Reproduce every record exactly as it appears, but not the pictures.

— BEGIN DATASET —

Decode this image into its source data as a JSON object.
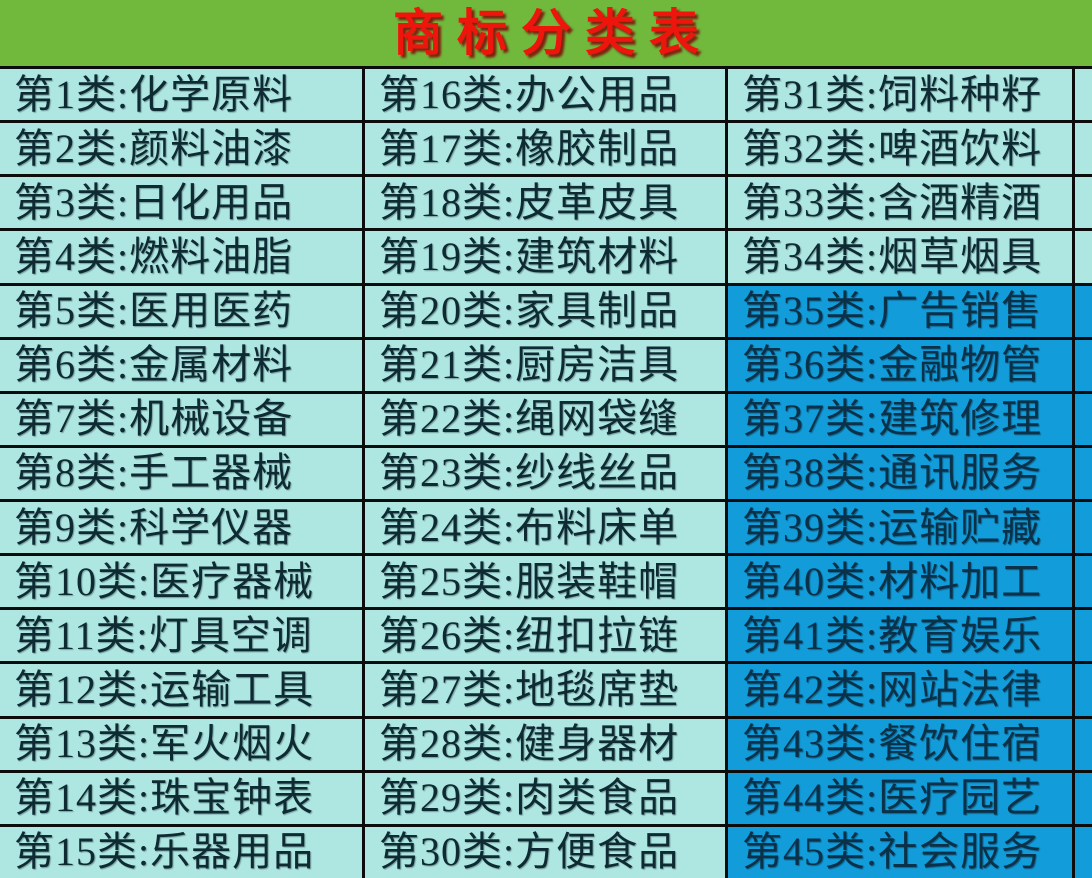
{
  "title": "商标分类表",
  "palette": {
    "frame_green": "#70b93c",
    "title_red": "#ee160c",
    "cell_cyan": "#aee6e2",
    "cell_blue": "#129dda",
    "grid_black": "#0c0c0c"
  },
  "table": {
    "columns": [
      {
        "cells": [
          {
            "label": "第1类:化学原料"
          },
          {
            "label": "第2类:颜料油漆"
          },
          {
            "label": "第3类:日化用品"
          },
          {
            "label": "第4类:燃料油脂"
          },
          {
            "label": "第5类:医用医药"
          },
          {
            "label": "第6类:金属材料"
          },
          {
            "label": "第7类:机械设备"
          },
          {
            "label": "第8类:手工器械"
          },
          {
            "label": "第9类:科学仪器"
          },
          {
            "label": "第10类:医疗器械"
          },
          {
            "label": "第11类:灯具空调"
          },
          {
            "label": "第12类:运输工具"
          },
          {
            "label": "第13类:军火烟火"
          },
          {
            "label": "第14类:珠宝钟表"
          },
          {
            "label": "第15类:乐器用品"
          }
        ]
      },
      {
        "cells": [
          {
            "label": "第16类:办公用品"
          },
          {
            "label": "第17类:橡胶制品"
          },
          {
            "label": "第18类:皮革皮具"
          },
          {
            "label": "第19类:建筑材料"
          },
          {
            "label": "第20类:家具制品"
          },
          {
            "label": "第21类:厨房洁具"
          },
          {
            "label": "第22类:绳网袋缝"
          },
          {
            "label": "第23类:纱线丝品"
          },
          {
            "label": "第24类:布料床单"
          },
          {
            "label": "第25类:服装鞋帽"
          },
          {
            "label": "第26类:纽扣拉链"
          },
          {
            "label": "第27类:地毯席垫"
          },
          {
            "label": "第28类:健身器材"
          },
          {
            "label": "第29类:肉类食品"
          },
          {
            "label": "第30类:方便食品"
          }
        ]
      },
      {
        "cells": [
          {
            "label": "第31类:饲料种籽",
            "highlight": false
          },
          {
            "label": "第32类:啤酒饮料",
            "highlight": false
          },
          {
            "label": "第33类:含酒精酒",
            "highlight": false
          },
          {
            "label": "第34类:烟草烟具",
            "highlight": false
          },
          {
            "label": "第35类:广告销售",
            "highlight": true
          },
          {
            "label": "第36类:金融物管",
            "highlight": true
          },
          {
            "label": "第37类:建筑修理",
            "highlight": true
          },
          {
            "label": "第38类:通讯服务",
            "highlight": true
          },
          {
            "label": "第39类:运输贮藏",
            "highlight": true
          },
          {
            "label": "第40类:材料加工",
            "highlight": true
          },
          {
            "label": "第41类:教育娱乐",
            "highlight": true
          },
          {
            "label": "第42类:网站法律",
            "highlight": true
          },
          {
            "label": "第43类:餐饮住宿",
            "highlight": true
          },
          {
            "label": "第44类:医疗园艺",
            "highlight": true
          },
          {
            "label": "第45类:社会服务",
            "highlight": true
          }
        ]
      }
    ]
  }
}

— END DATASET —

RESULT OF THIS EXERCISE
Decode this image into its source data as a JSON object.
{
  "title": "商标分类表",
  "palette": {
    "frame_green": "#70b93c",
    "title_red": "#ee160c",
    "cell_cyan": "#aee6e2",
    "cell_blue": "#129dda",
    "grid_black": "#0c0c0c"
  },
  "table": {
    "columns": [
      {
        "cells": [
          {
            "label": "第1类:化学原料"
          },
          {
            "label": "第2类:颜料油漆"
          },
          {
            "label": "第3类:日化用品"
          },
          {
            "label": "第4类:燃料油脂"
          },
          {
            "label": "第5类:医用医药"
          },
          {
            "label": "第6类:金属材料"
          },
          {
            "label": "第7类:机械设备"
          },
          {
            "label": "第8类:手工器械"
          },
          {
            "label": "第9类:科学仪器"
          },
          {
            "label": "第10类:医疗器械"
          },
          {
            "label": "第11类:灯具空调"
          },
          {
            "label": "第12类:运输工具"
          },
          {
            "label": "第13类:军火烟火"
          },
          {
            "label": "第14类:珠宝钟表"
          },
          {
            "label": "第15类:乐器用品"
          }
        ]
      },
      {
        "cells": [
          {
            "label": "第16类:办公用品"
          },
          {
            "label": "第17类:橡胶制品"
          },
          {
            "label": "第18类:皮革皮具"
          },
          {
            "label": "第19类:建筑材料"
          },
          {
            "label": "第20类:家具制品"
          },
          {
            "label": "第21类:厨房洁具"
          },
          {
            "label": "第22类:绳网袋缝"
          },
          {
            "label": "第23类:纱线丝品"
          },
          {
            "label": "第24类:布料床单"
          },
          {
            "label": "第25类:服装鞋帽"
          },
          {
            "label": "第26类:纽扣拉链"
          },
          {
            "label": "第27类:地毯席垫"
          },
          {
            "label": "第28类:健身器材"
          },
          {
            "label": "第29类:肉类食品"
          },
          {
            "label": "第30类:方便食品"
          }
        ]
      },
      {
        "cells": [
          {
            "label": "第31类:饲料种籽",
            "highlight": false
          },
          {
            "label": "第32类:啤酒饮料",
            "highlight": false
          },
          {
            "label": "第33类:含酒精酒",
            "highlight": false
          },
          {
            "label": "第34类:烟草烟具",
            "highlight": false
          },
          {
            "label": "第35类:广告销售",
            "highlight": true
          },
          {
            "label": "第36类:金融物管",
            "highlight": true
          },
          {
            "label": "第37类:建筑修理",
            "highlight": true
          },
          {
            "label": "第38类:通讯服务",
            "highlight": true
          },
          {
            "label": "第39类:运输贮藏",
            "highlight": true
          },
          {
            "label": "第40类:材料加工",
            "highlight": true
          },
          {
            "label": "第41类:教育娱乐",
            "highlight": true
          },
          {
            "label": "第42类:网站法律",
            "highlight": true
          },
          {
            "label": "第43类:餐饮住宿",
            "highlight": true
          },
          {
            "label": "第44类:医疗园艺",
            "highlight": true
          },
          {
            "label": "第45类:社会服务",
            "highlight": true
          }
        ]
      }
    ]
  }
}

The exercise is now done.